In the listing that follows, count each line containing the string "followers" and report only the count.
━━━ Supplied material ━━━
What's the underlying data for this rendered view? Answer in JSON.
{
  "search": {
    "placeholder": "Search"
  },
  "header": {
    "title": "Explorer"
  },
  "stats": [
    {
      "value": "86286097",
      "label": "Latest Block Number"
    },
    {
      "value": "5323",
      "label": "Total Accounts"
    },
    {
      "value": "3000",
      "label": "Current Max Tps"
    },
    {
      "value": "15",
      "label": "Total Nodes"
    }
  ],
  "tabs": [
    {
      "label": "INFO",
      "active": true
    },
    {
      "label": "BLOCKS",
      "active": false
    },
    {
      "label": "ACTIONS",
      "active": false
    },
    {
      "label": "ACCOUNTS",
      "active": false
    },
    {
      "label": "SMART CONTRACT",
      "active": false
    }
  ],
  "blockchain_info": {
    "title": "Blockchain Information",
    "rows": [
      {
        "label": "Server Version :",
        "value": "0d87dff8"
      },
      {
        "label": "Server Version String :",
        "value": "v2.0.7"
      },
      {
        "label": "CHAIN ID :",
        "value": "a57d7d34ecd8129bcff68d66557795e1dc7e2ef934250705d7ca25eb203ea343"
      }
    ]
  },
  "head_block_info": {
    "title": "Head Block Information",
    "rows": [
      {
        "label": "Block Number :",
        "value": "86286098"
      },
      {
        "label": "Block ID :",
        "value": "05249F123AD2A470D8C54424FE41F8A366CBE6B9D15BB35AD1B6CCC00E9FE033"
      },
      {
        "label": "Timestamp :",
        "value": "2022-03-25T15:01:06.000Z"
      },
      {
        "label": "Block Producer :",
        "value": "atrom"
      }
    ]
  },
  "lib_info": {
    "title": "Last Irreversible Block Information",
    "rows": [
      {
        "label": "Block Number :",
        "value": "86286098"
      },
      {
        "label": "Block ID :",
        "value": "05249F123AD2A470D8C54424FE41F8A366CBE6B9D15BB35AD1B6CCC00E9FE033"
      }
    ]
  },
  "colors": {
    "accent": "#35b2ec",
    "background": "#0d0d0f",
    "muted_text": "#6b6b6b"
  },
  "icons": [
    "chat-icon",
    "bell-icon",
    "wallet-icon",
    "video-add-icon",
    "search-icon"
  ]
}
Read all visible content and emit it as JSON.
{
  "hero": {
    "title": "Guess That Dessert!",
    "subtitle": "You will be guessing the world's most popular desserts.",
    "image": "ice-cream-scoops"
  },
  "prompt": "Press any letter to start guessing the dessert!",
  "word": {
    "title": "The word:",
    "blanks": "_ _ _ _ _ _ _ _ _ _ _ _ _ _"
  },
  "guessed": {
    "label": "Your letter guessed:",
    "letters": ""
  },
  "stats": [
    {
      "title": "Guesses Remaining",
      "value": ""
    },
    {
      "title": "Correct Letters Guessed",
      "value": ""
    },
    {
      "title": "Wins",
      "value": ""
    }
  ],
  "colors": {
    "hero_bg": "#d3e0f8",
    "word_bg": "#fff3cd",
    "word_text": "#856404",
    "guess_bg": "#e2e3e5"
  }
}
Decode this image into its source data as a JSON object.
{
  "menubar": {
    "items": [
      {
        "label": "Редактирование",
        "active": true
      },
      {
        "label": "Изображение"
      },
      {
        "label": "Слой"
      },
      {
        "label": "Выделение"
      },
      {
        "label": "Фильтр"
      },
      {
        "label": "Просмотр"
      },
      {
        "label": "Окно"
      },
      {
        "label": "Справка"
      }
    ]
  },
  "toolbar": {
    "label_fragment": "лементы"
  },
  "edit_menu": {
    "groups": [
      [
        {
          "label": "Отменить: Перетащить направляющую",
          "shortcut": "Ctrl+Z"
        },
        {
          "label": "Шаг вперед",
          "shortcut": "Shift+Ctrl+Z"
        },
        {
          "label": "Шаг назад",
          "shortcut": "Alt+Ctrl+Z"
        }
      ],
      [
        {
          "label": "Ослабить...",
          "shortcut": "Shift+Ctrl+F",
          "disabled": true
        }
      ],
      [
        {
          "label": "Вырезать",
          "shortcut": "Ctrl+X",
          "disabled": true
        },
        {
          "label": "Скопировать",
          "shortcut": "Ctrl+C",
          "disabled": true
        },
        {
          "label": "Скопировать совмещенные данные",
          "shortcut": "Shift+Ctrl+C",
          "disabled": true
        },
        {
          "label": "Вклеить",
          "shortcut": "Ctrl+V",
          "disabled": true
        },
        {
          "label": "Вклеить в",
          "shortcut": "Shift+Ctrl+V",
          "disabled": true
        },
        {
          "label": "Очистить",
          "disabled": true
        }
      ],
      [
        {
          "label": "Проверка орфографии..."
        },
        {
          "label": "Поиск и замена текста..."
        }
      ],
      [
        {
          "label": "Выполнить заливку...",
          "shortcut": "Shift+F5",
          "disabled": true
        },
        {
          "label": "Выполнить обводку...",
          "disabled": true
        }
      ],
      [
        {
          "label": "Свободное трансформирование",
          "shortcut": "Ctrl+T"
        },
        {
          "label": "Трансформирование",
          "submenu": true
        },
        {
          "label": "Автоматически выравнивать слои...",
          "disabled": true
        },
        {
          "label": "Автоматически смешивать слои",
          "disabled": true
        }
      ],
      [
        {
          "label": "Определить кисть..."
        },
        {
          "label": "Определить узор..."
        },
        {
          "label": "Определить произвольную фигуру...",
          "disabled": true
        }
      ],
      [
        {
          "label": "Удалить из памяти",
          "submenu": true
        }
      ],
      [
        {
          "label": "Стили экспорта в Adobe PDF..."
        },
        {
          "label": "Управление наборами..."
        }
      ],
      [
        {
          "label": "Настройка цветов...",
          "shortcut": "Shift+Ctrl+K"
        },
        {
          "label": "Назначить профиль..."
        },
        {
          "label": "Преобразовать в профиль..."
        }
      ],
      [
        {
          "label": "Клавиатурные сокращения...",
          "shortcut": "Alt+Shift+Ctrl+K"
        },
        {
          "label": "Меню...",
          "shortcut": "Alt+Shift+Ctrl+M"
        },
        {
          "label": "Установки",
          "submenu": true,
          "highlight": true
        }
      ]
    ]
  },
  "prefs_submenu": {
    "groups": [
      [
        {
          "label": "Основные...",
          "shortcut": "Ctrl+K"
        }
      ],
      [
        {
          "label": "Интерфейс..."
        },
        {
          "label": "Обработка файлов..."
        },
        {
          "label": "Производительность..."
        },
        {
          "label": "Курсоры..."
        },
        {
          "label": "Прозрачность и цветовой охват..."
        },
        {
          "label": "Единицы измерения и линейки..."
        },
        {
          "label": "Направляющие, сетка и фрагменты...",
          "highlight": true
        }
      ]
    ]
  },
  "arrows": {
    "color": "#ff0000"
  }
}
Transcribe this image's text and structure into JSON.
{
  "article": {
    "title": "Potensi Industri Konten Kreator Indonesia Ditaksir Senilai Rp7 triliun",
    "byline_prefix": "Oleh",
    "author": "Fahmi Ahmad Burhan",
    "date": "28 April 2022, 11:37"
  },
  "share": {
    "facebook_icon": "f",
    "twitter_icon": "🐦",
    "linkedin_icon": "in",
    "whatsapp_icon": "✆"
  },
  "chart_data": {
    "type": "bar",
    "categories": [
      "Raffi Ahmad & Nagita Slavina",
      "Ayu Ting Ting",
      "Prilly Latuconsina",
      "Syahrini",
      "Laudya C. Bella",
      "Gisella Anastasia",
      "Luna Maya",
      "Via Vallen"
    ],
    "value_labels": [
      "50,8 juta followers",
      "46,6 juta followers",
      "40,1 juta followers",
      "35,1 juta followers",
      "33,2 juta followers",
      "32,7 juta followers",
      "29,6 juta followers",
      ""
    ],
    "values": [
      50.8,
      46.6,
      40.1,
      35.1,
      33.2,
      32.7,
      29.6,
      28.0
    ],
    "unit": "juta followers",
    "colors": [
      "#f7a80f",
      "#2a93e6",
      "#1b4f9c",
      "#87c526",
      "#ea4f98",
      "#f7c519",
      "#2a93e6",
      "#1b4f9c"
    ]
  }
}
━━━
=== Final result ===
8